- **Instrução 1**: Localize nos registros abaixo todas as linhas que contêm a palavra "temperature" e copie cada uma delas. Diferencie maiúsculas de minúsculas.

- **Trecho da página**:
────

Os produtos gerados a partir desse processo podem atender a diversos ramos do mercado, segundo Adriano. “Podem ser utilizados na indústria farmacêutica, alimentícia, de cosméticos, de materiais, são muitas possibilidades. Nós melhoramos o óleo lá no início da cadeia e ele é utilizado como matéria-prima dentro dos produtos, tanto no Brasil como no exterior. Nós temos trabalhado com produtos que hoje estão dentro do mercado alimentício, estamos desenvolvendo possibilidades na área de ração e nutrição animal, temos desenvolvido coisas na área de biocurativos, biomateriais, bioplásticos, e tudo isso pode ganhar o mercado em breve, só depende de investimento, recurso, pesquisa”, avalia.

O laboratório ainda dá novas utilidades para o que poderia ser descartado ou inutilizado, e atua junto a associações ribeirinhas, cooperativas e extrativistas locais. Para o vice-coordenador, trata-se de aproveitar toda a potencialidade do que está vivo na floresta e desenvolver, gerar renda, empregos, mas preservando a floresta. Na avaliação dele, é necessário que os dois caminhos estejam juntos: o aproveitamento de resíduos e a atuação com comunidades locais.

“Hoje, muito do que é chamado de lixo é matéria-prima para novos produtos. Essas pessoas sobrevivem com os recursos da floresta, e a gente precisa fazer com que elas entendam a potencialidade de muitos produtos que hoje estão lá se estragando na floresta porque não têm funcionalidade na indústria e na verdade tem”, explica.

────

- **Instrução 2**: Prossiga com o texto acima sobre o aproveitamento de produtos da floresta pelo laboratório, começando logo após a última frase.

(Itens do conjunto de dados)
────

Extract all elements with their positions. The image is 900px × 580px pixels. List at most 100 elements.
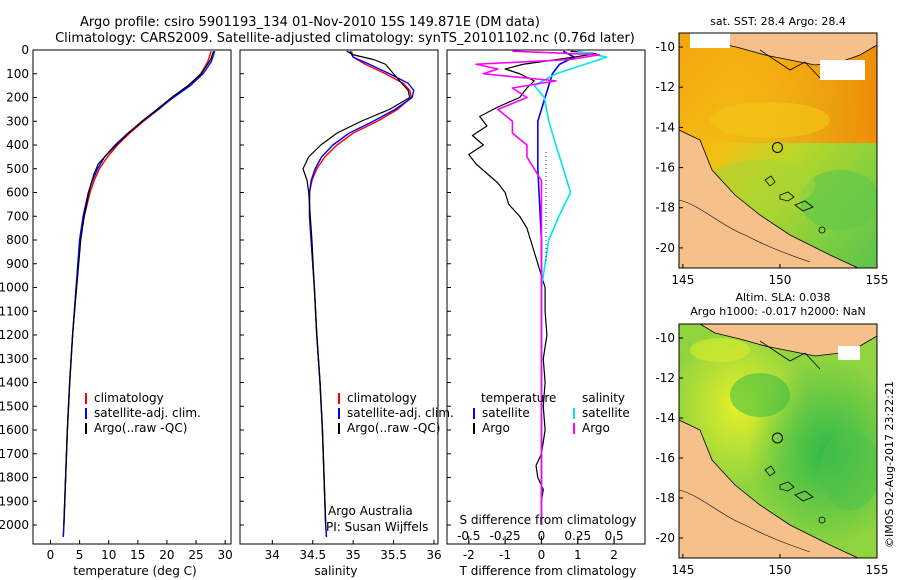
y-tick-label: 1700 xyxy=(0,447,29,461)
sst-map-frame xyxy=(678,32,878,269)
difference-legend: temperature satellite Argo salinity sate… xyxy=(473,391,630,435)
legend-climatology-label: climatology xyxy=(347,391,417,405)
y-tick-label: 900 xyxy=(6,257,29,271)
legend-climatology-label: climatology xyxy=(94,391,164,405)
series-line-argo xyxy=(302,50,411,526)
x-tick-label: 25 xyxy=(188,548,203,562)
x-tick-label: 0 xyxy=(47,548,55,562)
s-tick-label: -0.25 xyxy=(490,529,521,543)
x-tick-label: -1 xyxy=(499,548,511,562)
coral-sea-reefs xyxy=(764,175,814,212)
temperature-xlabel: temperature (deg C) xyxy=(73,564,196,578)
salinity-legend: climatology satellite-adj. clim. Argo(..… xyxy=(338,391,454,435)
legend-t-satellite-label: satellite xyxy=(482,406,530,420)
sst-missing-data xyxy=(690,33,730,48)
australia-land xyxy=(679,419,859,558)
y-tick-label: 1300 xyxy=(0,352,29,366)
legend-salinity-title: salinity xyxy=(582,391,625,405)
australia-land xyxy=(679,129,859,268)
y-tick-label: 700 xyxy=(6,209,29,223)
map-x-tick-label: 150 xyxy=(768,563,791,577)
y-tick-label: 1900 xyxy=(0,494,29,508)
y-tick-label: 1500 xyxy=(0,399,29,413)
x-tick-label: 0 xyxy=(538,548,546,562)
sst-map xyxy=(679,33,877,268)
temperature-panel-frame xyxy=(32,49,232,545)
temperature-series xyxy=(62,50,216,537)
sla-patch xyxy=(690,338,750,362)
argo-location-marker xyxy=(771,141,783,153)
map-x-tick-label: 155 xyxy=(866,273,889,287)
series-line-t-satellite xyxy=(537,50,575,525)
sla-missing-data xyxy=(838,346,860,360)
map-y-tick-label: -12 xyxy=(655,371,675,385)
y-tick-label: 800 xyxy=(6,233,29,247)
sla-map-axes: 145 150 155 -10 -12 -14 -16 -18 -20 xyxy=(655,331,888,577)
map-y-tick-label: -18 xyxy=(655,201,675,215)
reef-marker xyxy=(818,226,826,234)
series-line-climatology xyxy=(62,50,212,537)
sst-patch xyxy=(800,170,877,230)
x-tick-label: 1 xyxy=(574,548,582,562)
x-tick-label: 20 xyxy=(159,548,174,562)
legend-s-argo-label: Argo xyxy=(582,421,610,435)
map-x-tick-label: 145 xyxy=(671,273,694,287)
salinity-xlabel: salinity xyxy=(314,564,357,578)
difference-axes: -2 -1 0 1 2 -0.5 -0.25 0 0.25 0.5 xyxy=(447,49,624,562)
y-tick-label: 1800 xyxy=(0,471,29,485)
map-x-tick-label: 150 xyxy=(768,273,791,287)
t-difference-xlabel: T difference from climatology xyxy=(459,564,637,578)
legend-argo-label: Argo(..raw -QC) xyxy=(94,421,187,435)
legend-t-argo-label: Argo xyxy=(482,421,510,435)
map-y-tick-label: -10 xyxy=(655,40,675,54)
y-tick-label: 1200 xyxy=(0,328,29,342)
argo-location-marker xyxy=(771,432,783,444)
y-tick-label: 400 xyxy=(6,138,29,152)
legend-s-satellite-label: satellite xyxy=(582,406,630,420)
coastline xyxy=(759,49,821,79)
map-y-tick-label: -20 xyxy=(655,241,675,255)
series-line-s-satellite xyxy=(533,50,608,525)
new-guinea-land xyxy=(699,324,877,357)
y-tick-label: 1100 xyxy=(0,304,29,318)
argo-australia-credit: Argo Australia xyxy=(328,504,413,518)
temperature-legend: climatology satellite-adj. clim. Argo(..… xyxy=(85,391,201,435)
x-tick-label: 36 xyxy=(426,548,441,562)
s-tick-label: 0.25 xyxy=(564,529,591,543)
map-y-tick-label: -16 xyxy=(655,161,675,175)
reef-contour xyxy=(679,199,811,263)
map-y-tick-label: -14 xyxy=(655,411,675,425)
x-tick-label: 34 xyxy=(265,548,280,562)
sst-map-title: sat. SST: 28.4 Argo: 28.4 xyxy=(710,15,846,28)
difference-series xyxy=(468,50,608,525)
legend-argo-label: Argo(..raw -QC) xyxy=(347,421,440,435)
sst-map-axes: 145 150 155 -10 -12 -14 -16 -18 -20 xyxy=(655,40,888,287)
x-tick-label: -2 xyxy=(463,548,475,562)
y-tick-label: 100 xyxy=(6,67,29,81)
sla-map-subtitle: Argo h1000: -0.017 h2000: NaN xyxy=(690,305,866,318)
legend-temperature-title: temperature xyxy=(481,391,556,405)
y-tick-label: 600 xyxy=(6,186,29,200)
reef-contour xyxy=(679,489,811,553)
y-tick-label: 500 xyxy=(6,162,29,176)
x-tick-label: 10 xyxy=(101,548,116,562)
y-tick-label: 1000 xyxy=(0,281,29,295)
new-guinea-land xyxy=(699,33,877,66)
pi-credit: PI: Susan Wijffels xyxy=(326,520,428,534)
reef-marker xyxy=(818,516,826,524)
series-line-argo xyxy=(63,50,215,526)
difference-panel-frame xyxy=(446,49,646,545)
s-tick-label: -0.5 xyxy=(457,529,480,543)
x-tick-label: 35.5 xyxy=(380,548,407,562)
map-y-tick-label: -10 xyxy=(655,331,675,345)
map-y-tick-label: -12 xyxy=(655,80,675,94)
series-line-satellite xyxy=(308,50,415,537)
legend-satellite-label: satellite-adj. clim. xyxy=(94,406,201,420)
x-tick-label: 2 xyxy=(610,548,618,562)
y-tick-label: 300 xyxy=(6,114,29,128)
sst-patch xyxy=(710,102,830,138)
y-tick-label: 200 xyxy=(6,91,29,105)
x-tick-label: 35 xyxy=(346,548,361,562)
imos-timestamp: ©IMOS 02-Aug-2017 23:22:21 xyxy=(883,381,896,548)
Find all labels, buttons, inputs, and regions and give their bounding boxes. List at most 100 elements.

────

- **Resposta escrita 1**:
difference-legend: temperature satellite Argo salinity sate… xyxy=(473,391,630,435)
temperature-xlabel: temperature (deg C) xyxy=(73,564,196,578)
temperature-panel-frame xyxy=(32,49,232,545)
temperature-series xyxy=(62,50,216,537)
temperature-legend: climatology satellite-adj. clim. Argo(..… xyxy=(85,391,201,435)
legend-temperature-title: temperature xyxy=(481,391,556,405)

- **Resposta escrita 2**:
Ética

Estar na Amazônia e utilizar os recursos locais é “fundamental” para um pesquisador, diz Adriano, porque existe na região uma grande diversidade de plantas, animais, microrganismos, e tudo isso deve ser aproveitado. Mas, além de ter conhecimento desenvolvido na Amazônia, ele acredita que seja necessário utilizar essa riqueza de maneira inteligente e sustentável, porque existem pessoas que moram na região, como populações indígenas, quilombolas e ribeirinhos. “Temos que encontrar soluções utilizando essa biodiversidade para que a gente possa não apenas sobreviver na Amazônia, mas viver e viver com qualidade e respeitando a floresta acima de tudo”.

Além de ser respeitado, o saber popular também deve ser remunerado, na opinião do pesquisador. Por isso, antes de iniciar os estudos, a empresa ou grupo de pesquisa deve registrar tudo no Sistema Nacional de Gestão do Patrimônio Genético e do Conhecimento (SisGen), que garante que, se o conhecimento tradicional associado a estudos gerar um novo produto, a comunidade terá participação na divisão dos lucros que forem gerados a partir disso.

“É fundamental que as empresas e pesquisadores se registrem, atuem respeitando esse conhecimento e que essas pessoas que vivem aqui possam, lá no final, quando aquele produto fizer sucesso e gerar lucro, sejam respeitadas e possam ter sua parte também”, avalia o especialista.